> [Stated goal]:
Please write out the lines of the records beginning at the line that has "Муниципальное образование xyxy=(262,532,399,545)" and stopping after the line that has "cell-municipality xyxy=(260,713,437,743)", replacing "cell-source" with "cell-funding-source" and leaving all else unchanged.

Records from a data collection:
-- Begin --
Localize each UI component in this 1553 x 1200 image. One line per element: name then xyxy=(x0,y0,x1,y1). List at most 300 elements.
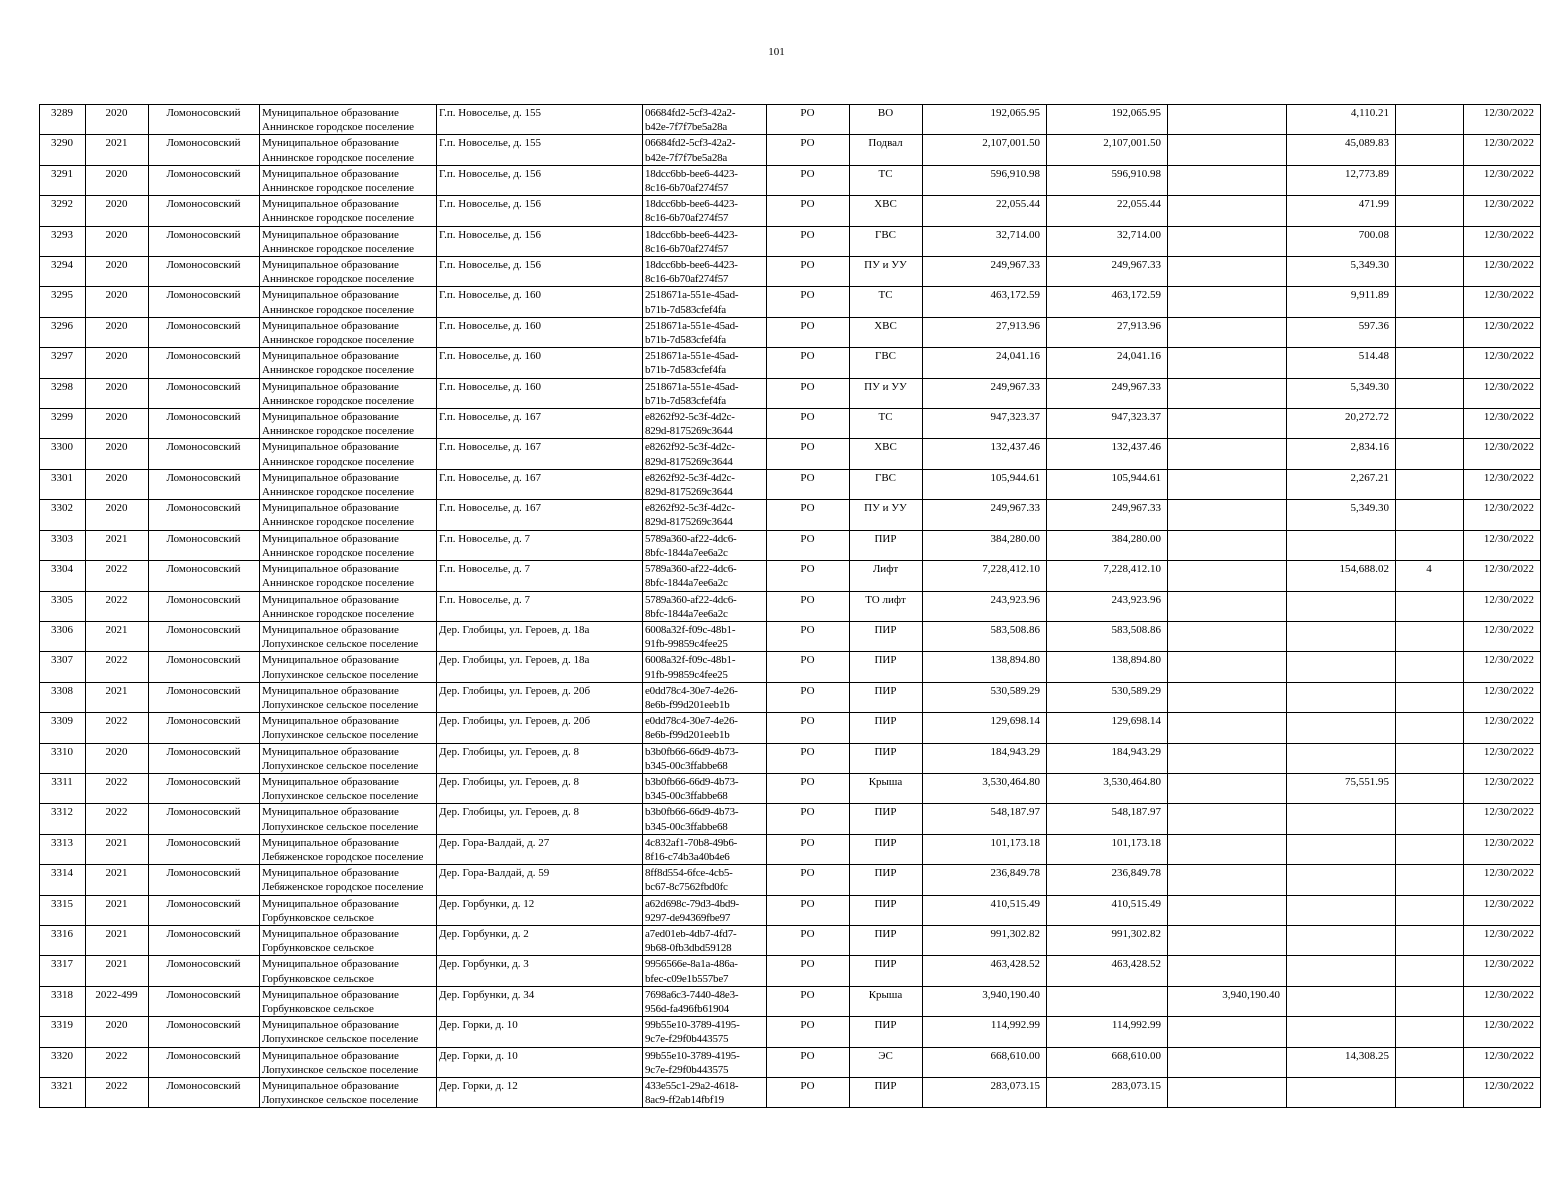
cell-municipality-line: Муниципальное образование xyxy=(262,532,399,545)
cell-house-id-line: 956d-fa496fb61904 xyxy=(645,1002,729,1015)
cell-amount-1: 138,894.80 xyxy=(1047,652,1168,682)
cell-source: РО xyxy=(767,226,850,256)
cell-municipality xyxy=(260,713,437,743)
cell-house-id-line: 91fb-99859c4fee25 xyxy=(645,638,728,651)
cell-house-id-line: 8c16-6b70af274f57 xyxy=(645,242,729,255)
cell-total-cost: 991,302.82 xyxy=(923,925,1047,955)
cell-date: 12/30/2022 xyxy=(1464,469,1541,499)
cell-quantity xyxy=(1396,530,1464,560)
cell-house-id-line: 9c7e-f29f0b443575 xyxy=(645,1033,729,1046)
cell-municipality-line: Муниципальное образование xyxy=(262,289,399,302)
cell-house-id xyxy=(643,317,767,347)
cell-work-type: ХВС xyxy=(850,196,923,226)
cell-date: 12/30/2022 xyxy=(1464,287,1541,317)
cell-house-id-line: b71b-7d583cfef4fa xyxy=(645,303,726,316)
cell-source: РО xyxy=(767,956,850,986)
table-row xyxy=(40,287,1541,317)
cell-total-cost: 114,992.99 xyxy=(923,1017,1047,1047)
cell-address: Дер. Глобицы, ул. Героев, д. 8 xyxy=(437,804,643,834)
cell-municipality xyxy=(260,1017,437,1047)
cell-municipality xyxy=(260,895,437,925)
cell-quantity xyxy=(1396,834,1464,864)
cell-house-id-line: 8bfc-1844a7ee6a2c xyxy=(645,577,728,590)
cell-amount-3 xyxy=(1287,682,1396,712)
cell-address: Дер. Гора-Валдай, д. 27 xyxy=(437,834,643,864)
cell-amount-3 xyxy=(1287,713,1396,743)
cell-amount-1: 668,610.00 xyxy=(1047,1047,1168,1077)
cell-municipality xyxy=(260,682,437,712)
cell-municipality-line: Аннинское городское поселение xyxy=(262,273,414,286)
cell-work-type: ПИР xyxy=(850,713,923,743)
cell-municipality-line: Лебяженское городское поселение xyxy=(262,850,424,863)
cell-house-id-line: 9297-de94369fbe97 xyxy=(645,911,731,924)
cell-house-id-line: b345-00c3ffabbe68 xyxy=(645,820,728,833)
cell-total-cost: 132,437.46 xyxy=(923,439,1047,469)
cell-quantity xyxy=(1396,378,1464,408)
cell-house-id-line: b71b-7d583cfef4fa xyxy=(645,394,726,407)
cell-house-id-line: 9b68-0fb3dbd59128 xyxy=(645,942,732,955)
cell-amount-3: 75,551.95 xyxy=(1287,773,1396,803)
cell-amount-1: 283,073.15 xyxy=(1047,1078,1168,1108)
cell-amount-3: 154,688.02 xyxy=(1287,561,1396,591)
cell-district: Ломоносовский xyxy=(149,895,260,925)
cell-amount-3: 514.48 xyxy=(1287,348,1396,378)
cell-address: Г.п. Новоселье, д. 7 xyxy=(437,561,643,591)
cell-amount-2 xyxy=(1168,378,1287,408)
table-row xyxy=(40,804,1541,834)
cell-house-id-line: b3b0fb66-66d9-4b73- xyxy=(645,775,739,788)
cell-amount-3: 12,773.89 xyxy=(1287,165,1396,195)
cell-amount-2 xyxy=(1168,834,1287,864)
cell-amount-2 xyxy=(1168,895,1287,925)
cell-municipality xyxy=(260,348,437,378)
cell-house-id-line: 8c16-6b70af274f57 xyxy=(645,273,729,286)
cell-municipality-line: Горбунковское сельское xyxy=(262,972,374,985)
table-row xyxy=(40,257,1541,287)
cell-house-id-line: e8262f92-5c3f-4d2c- xyxy=(645,441,735,454)
cell-amount-1: 32,714.00 xyxy=(1047,226,1168,256)
cell-total-cost: 27,913.96 xyxy=(923,317,1047,347)
cell-address: Г.п. Новоселье, д. 160 xyxy=(437,317,643,347)
cell-house-id-line: 8ff8d554-6fce-4cb5- xyxy=(645,867,733,880)
cell-municipality-line: Муниципальное образование xyxy=(262,775,399,788)
cell-address: Г.п. Новоселье, д. 160 xyxy=(437,378,643,408)
cell-amount-3: 45,089.83 xyxy=(1287,135,1396,165)
cell-house-id xyxy=(643,135,767,165)
cell-municipality-line: Аннинское городское поселение xyxy=(262,121,414,134)
cell-quantity xyxy=(1396,713,1464,743)
table-row xyxy=(40,500,1541,530)
cell-year: 2022 xyxy=(86,804,149,834)
cell-amount-3 xyxy=(1287,986,1396,1016)
cell-house-id-line: 99b55e10-3789-4195- xyxy=(645,1049,740,1062)
cell-municipality xyxy=(260,500,437,530)
cell-year: 2022 xyxy=(86,591,149,621)
cell-municipality xyxy=(260,287,437,317)
cell-municipality-line: Горбунковское сельское xyxy=(262,1002,374,1015)
cell-house-id xyxy=(643,652,767,682)
cell-amount-1: 184,943.29 xyxy=(1047,743,1168,773)
table-row xyxy=(40,165,1541,195)
cell-municipality xyxy=(260,469,437,499)
cell-municipality-line: Муниципальное образование xyxy=(262,137,399,150)
cell-total-cost: 947,323.37 xyxy=(923,409,1047,439)
cell-amount-1: 947,323.37 xyxy=(1047,409,1168,439)
cell-work-type: ТС xyxy=(850,409,923,439)
cell-quantity xyxy=(1396,925,1464,955)
cell-source: РО xyxy=(767,865,850,895)
cell-date: 12/30/2022 xyxy=(1464,986,1541,1016)
cell-number: 3309 xyxy=(40,713,86,743)
cell-work-type: ТО лифт xyxy=(850,591,923,621)
cell-amount-1: 2,107,001.50 xyxy=(1047,135,1168,165)
cell-date: 12/30/2022 xyxy=(1464,257,1541,287)
table-row xyxy=(40,439,1541,469)
cell-number: 3306 xyxy=(40,621,86,651)
cell-district: Ломоносовский xyxy=(149,804,260,834)
cell-work-type: ПУ и УУ xyxy=(850,378,923,408)
cell-municipality-line: Лопухинское сельское поселение xyxy=(262,698,419,711)
cell-address: Г.п. Новоселье, д. 156 xyxy=(437,257,643,287)
cell-total-cost: 105,944.61 xyxy=(923,469,1047,499)
cell-amount-2 xyxy=(1168,530,1287,560)
cell-quantity xyxy=(1396,652,1464,682)
cell-address: Дер. Горбунки, д. 34 xyxy=(437,986,643,1016)
table-row xyxy=(40,652,1541,682)
table-row xyxy=(40,135,1541,165)
cell-house-id-line: b3b0fb66-66d9-4b73- xyxy=(645,806,739,819)
cell-number: 3317 xyxy=(40,956,86,986)
cell-amount-2 xyxy=(1168,956,1287,986)
cell-house-id xyxy=(643,561,767,591)
cell-house-id-line: 8c16-6b70af274f57 xyxy=(645,212,729,225)
cell-amount-3 xyxy=(1287,1078,1396,1108)
cell-amount-1: 192,065.95 xyxy=(1047,105,1168,135)
cell-house-id xyxy=(643,773,767,803)
cell-municipality xyxy=(260,439,437,469)
cell-municipality-line: Муниципальное образование xyxy=(262,1080,399,1092)
cell-amount-1: 410,515.49 xyxy=(1047,895,1168,925)
cell-municipality xyxy=(260,409,437,439)
cell-amount-3: 9,911.89 xyxy=(1287,287,1396,317)
cell-house-id-line: 18dcc6bb-bee6-4423- xyxy=(645,228,738,241)
cell-date: 12/30/2022 xyxy=(1464,439,1541,469)
cell-municipality xyxy=(260,196,437,226)
cell-number: 3290 xyxy=(40,135,86,165)
cell-work-type: ПИР xyxy=(850,621,923,651)
cell-year: 2022 xyxy=(86,561,149,591)
cell-year: 2020 xyxy=(86,196,149,226)
cell-municipality xyxy=(260,773,437,803)
cell-amount-3: 20,272.72 xyxy=(1287,409,1396,439)
cell-amount-2 xyxy=(1168,226,1287,256)
cell-district: Ломоносовский xyxy=(149,530,260,560)
cell-district: Ломоносовский xyxy=(149,956,260,986)
cell-amount-2 xyxy=(1168,105,1287,135)
cell-house-id xyxy=(643,287,767,317)
cell-amount-2 xyxy=(1168,196,1287,226)
cell-amount-3 xyxy=(1287,530,1396,560)
cell-municipality-line: Аннинское городское поселение xyxy=(262,303,414,316)
cell-district: Ломоносовский xyxy=(149,257,260,287)
cell-house-id-line: 829d-8175269c3644 xyxy=(645,516,733,529)
cell-municipality-line: Муниципальное образование xyxy=(262,654,399,667)
cell-quantity xyxy=(1396,287,1464,317)
cell-amount-2 xyxy=(1168,469,1287,499)
cell-address: Г.п. Новоселье, д. 167 xyxy=(437,469,643,499)
cell-municipality xyxy=(260,561,437,591)
cell-date: 12/30/2022 xyxy=(1464,956,1541,986)
cell-house-id-line: 8e6b-f99d201eeb1b xyxy=(645,729,730,742)
cell-municipality-line: Муниципальное образование xyxy=(262,228,399,241)
cell-address: Г.п. Новоселье, д. 167 xyxy=(437,500,643,530)
cell-amount-3 xyxy=(1287,1017,1396,1047)
cell-total-cost: 243,923.96 xyxy=(923,591,1047,621)
cell-address: Дер. Горки, д. 12 xyxy=(437,1078,643,1108)
cell-work-type: ПИР xyxy=(850,895,923,925)
cell-number: 3300 xyxy=(40,439,86,469)
cell-municipality-line: Муниципальное образование xyxy=(262,715,399,728)
cell-amount-3: 471.99 xyxy=(1287,196,1396,226)
cell-house-id xyxy=(643,834,767,864)
cell-quantity: 4 xyxy=(1396,561,1464,591)
cell-year: 2020 xyxy=(86,1017,149,1047)
cell-amount-1: 463,172.59 xyxy=(1047,287,1168,317)
cell-address: Дер. Гора-Валдай, д. 59 xyxy=(437,865,643,895)
cell-municipality-line: Лопухинское сельское поселение xyxy=(262,790,419,803)
cell-house-id-line: e8262f92-5c3f-4d2c- xyxy=(645,502,735,515)
cell-house-id-line: 8f16-c74b3a40b4e6 xyxy=(645,850,730,863)
cell-source: РО xyxy=(767,682,850,712)
cell-amount-2 xyxy=(1168,773,1287,803)
cell-amount-3 xyxy=(1287,621,1396,651)
cell-house-id-line: a62d698c-79d3-4bd9- xyxy=(645,897,739,910)
cell-quantity xyxy=(1396,439,1464,469)
cell-year: 2020 xyxy=(86,105,149,135)
cell-municipality xyxy=(260,378,437,408)
table-row xyxy=(40,1047,1541,1077)
cell-source: РО xyxy=(767,713,850,743)
cell-work-type: ПИР xyxy=(850,834,923,864)
cell-municipality-line: Лопухинское сельское поселение xyxy=(262,1094,419,1107)
cell-year: 2020 xyxy=(86,469,149,499)
cell-year: 2022 xyxy=(86,652,149,682)
cell-district: Ломоносовский xyxy=(149,834,260,864)
cell-house-id-line: b71b-7d583cfef4fa xyxy=(645,334,726,347)
cell-work-type: ПУ и УУ xyxy=(850,500,923,530)
cell-date: 12/30/2022 xyxy=(1464,865,1541,895)
table-row xyxy=(40,865,1541,895)
cell-house-id-line: 06684fd2-5cf3-42a2- xyxy=(645,107,736,119)
cell-amount-1: 548,187.97 xyxy=(1047,804,1168,834)
cell-house-id-line: 2518671a-551e-45ad- xyxy=(645,350,739,363)
cell-municipality xyxy=(260,317,437,347)
cell-work-type: ПИР xyxy=(850,682,923,712)
cell-date: 12/30/2022 xyxy=(1464,196,1541,226)
cell-house-id-line: b3b0fb66-66d9-4b73- xyxy=(645,745,739,758)
cell-source: РО xyxy=(767,530,850,560)
cell-year: 2022 xyxy=(86,773,149,803)
cell-municipality-line: Аннинское городское поселение xyxy=(262,394,414,407)
cell-amount-1: 7,228,412.10 xyxy=(1047,561,1168,591)
cell-date: 12/30/2022 xyxy=(1464,591,1541,621)
cell-municipality xyxy=(260,105,437,135)
cell-district: Ломоносовский xyxy=(149,652,260,682)
cell-house-id-line: 8bfc-1844a7ee6a2c xyxy=(645,607,728,620)
cell-municipality-line: Муниципальное образование xyxy=(262,1049,399,1062)
cell-municipality-line: Аннинское городское поселение xyxy=(262,182,414,195)
cell-year: 2021 xyxy=(86,956,149,986)
cell-total-cost: 3,940,190.40 xyxy=(923,986,1047,1016)
cell-work-type: ГВС xyxy=(850,226,923,256)
cell-municipality xyxy=(260,865,437,895)
table-row xyxy=(40,226,1541,256)
cell-house-id xyxy=(643,865,767,895)
cell-year: 2020 xyxy=(86,409,149,439)
cell-district: Ломоносовский xyxy=(149,500,260,530)
cell-amount-2 xyxy=(1168,804,1287,834)
cell-address: Г.п. Новоселье, д. 167 xyxy=(437,439,643,469)
cell-amount-3 xyxy=(1287,956,1396,986)
cell-house-id-line: 18dcc6bb-bee6-4423- xyxy=(645,167,738,180)
cell-municipality xyxy=(260,743,437,773)
cell-total-cost: 384,280.00 xyxy=(923,530,1047,560)
cell-municipality-line: Лопухинское сельское поселение xyxy=(262,638,419,651)
cell-municipality-line: Муниципальное образование xyxy=(262,198,399,211)
cell-amount-1: 530,589.29 xyxy=(1047,682,1168,712)
cell-district: Ломоносовский xyxy=(149,378,260,408)
cell-work-type: ПИР xyxy=(850,925,923,955)
cell-total-cost: 410,515.49 xyxy=(923,895,1047,925)
cell-total-cost: 463,172.59 xyxy=(923,287,1047,317)
cell-municipality-line: Аннинское городское поселение xyxy=(262,151,414,164)
cell-year: 2021 xyxy=(86,834,149,864)
cell-municipality-line: Лопухинское сельское поселение xyxy=(262,1033,419,1046)
cell-house-id-line: 06684fd2-5cf3-42a2- xyxy=(645,137,736,150)
cell-amount-2: 3,940,190.40 xyxy=(1168,986,1287,1016)
cell-year: 2020 xyxy=(86,500,149,530)
cell-source: РО xyxy=(767,834,850,864)
cell-municipality xyxy=(260,165,437,195)
table-row xyxy=(40,591,1541,621)
cell-year: 2020 xyxy=(86,287,149,317)
cell-date: 12/30/2022 xyxy=(1464,895,1541,925)
cell-municipality xyxy=(260,986,437,1016)
cell-district: Ломоносовский xyxy=(149,561,260,591)
cell-source: РО xyxy=(767,105,850,135)
cell-amount-1: 129,698.14 xyxy=(1047,713,1168,743)
cell-number: 3310 xyxy=(40,743,86,773)
cell-house-id-line: 8c16-6b70af274f57 xyxy=(645,182,729,195)
cell-date: 12/30/2022 xyxy=(1464,500,1541,530)
cell-quantity xyxy=(1396,895,1464,925)
cell-district: Ломоносовский xyxy=(149,165,260,195)
cell-number: 3304 xyxy=(40,561,86,591)
cell-date: 12/30/2022 xyxy=(1464,682,1541,712)
cell-amount-2 xyxy=(1168,1047,1287,1077)
cell-municipality-line: Муниципальное образование xyxy=(262,441,399,454)
cell-total-cost: 249,967.33 xyxy=(923,500,1047,530)
cell-number: 3320 xyxy=(40,1047,86,1077)
cell-address: Дер. Горбунки, д. 12 xyxy=(437,895,643,925)
cell-number: 3305 xyxy=(40,591,86,621)
table-row xyxy=(40,743,1541,773)
cell-quantity xyxy=(1396,348,1464,378)
cell-house-id xyxy=(643,804,767,834)
cell-municipality xyxy=(260,956,437,986)
cell-total-cost: 184,943.29 xyxy=(923,743,1047,773)
cell-address: Дер. Глобицы, ул. Героев, д. 8 xyxy=(437,743,643,773)
table-row xyxy=(40,561,1541,591)
cell-amount-3 xyxy=(1287,925,1396,955)
cell-amount-1: 114,992.99 xyxy=(1047,1017,1168,1047)
cell-house-id xyxy=(643,165,767,195)
cell-number: 3312 xyxy=(40,804,86,834)
cell-quantity xyxy=(1396,105,1464,135)
cell-district: Ломоносовский xyxy=(149,348,260,378)
cell-house-id-line: bfec-c09e1b557be7 xyxy=(645,972,729,985)
cell-municipality-line: Аннинское городское поселение xyxy=(262,242,414,255)
cell-total-cost: 32,714.00 xyxy=(923,226,1047,256)
cell-house-id-line: 5789a360-af22-4dc6- xyxy=(645,563,737,576)
cell-district: Ломоносовский xyxy=(149,621,260,651)
cell-house-id xyxy=(643,378,767,408)
cell-amount-2 xyxy=(1168,1078,1287,1108)
cell-amount-2 xyxy=(1168,713,1287,743)
cell-date: 12/30/2022 xyxy=(1464,834,1541,864)
cell-district: Ломоносовский xyxy=(149,713,260,743)
cell-address: Г.п. Новоселье, д. 7 xyxy=(437,530,643,560)
cell-quantity xyxy=(1396,226,1464,256)
cell-municipality xyxy=(260,834,437,864)
cell-amount-2 xyxy=(1168,165,1287,195)
cell-amount-2 xyxy=(1168,348,1287,378)
cell-date: 12/30/2022 xyxy=(1464,317,1541,347)
cell-total-cost: 22,055.44 xyxy=(923,196,1047,226)
cell-municipality xyxy=(260,1047,437,1077)
cell-amount-1: 132,437.46 xyxy=(1047,439,1168,469)
cell-quantity xyxy=(1396,196,1464,226)
cell-house-id xyxy=(643,226,767,256)
cell-house-id-line: 18dcc6bb-bee6-4423- xyxy=(645,259,738,272)
cell-quantity xyxy=(1396,317,1464,347)
cell-house-id xyxy=(643,439,767,469)
cell-address: Г.п. Новоселье, д. 167 xyxy=(437,409,643,439)
cell-source: РО xyxy=(767,469,850,499)
cell-house-id-line: b71b-7d583cfef4fa xyxy=(645,364,726,377)
cell-municipality xyxy=(260,804,437,834)
cell-number: 3295 xyxy=(40,287,86,317)
cell-house-id xyxy=(643,986,767,1016)
cell-quantity xyxy=(1396,865,1464,895)
cell-quantity xyxy=(1396,591,1464,621)
cell-house-id xyxy=(643,530,767,560)
cell-amount-3 xyxy=(1287,591,1396,621)
cell-work-type: Подвал xyxy=(850,135,923,165)
cell-date: 12/30/2022 xyxy=(1464,530,1541,560)
cell-total-cost: 138,894.80 xyxy=(923,652,1047,682)
cell-date: 12/30/2022 xyxy=(1464,773,1541,803)
cell-municipality-line: Аннинское городское поселение xyxy=(262,546,414,559)
cell-house-id xyxy=(643,895,767,925)
cell-year: 2022 xyxy=(86,1078,149,1108)
cell-amount-2 xyxy=(1168,621,1287,651)
cell-amount-2 xyxy=(1168,743,1287,773)
cell-date: 12/30/2022 xyxy=(1464,226,1541,256)
cell-date: 12/30/2022 xyxy=(1464,1017,1541,1047)
cell-quantity xyxy=(1396,1017,1464,1047)
cell-work-type: ПУ и УУ xyxy=(850,257,923,287)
-- End --
> [Exercise answer]:
cell-municipality-line: Муниципальное образование xyxy=(262,532,399,545)
cell-house-id-line: 956d-fa496fb61904 xyxy=(645,1002,729,1015)
cell-amount-1: 138,894.80 xyxy=(1047,652,1168,682)
cell-funding-source: РО xyxy=(767,226,850,256)
cell-municipality xyxy=(260,713,437,743)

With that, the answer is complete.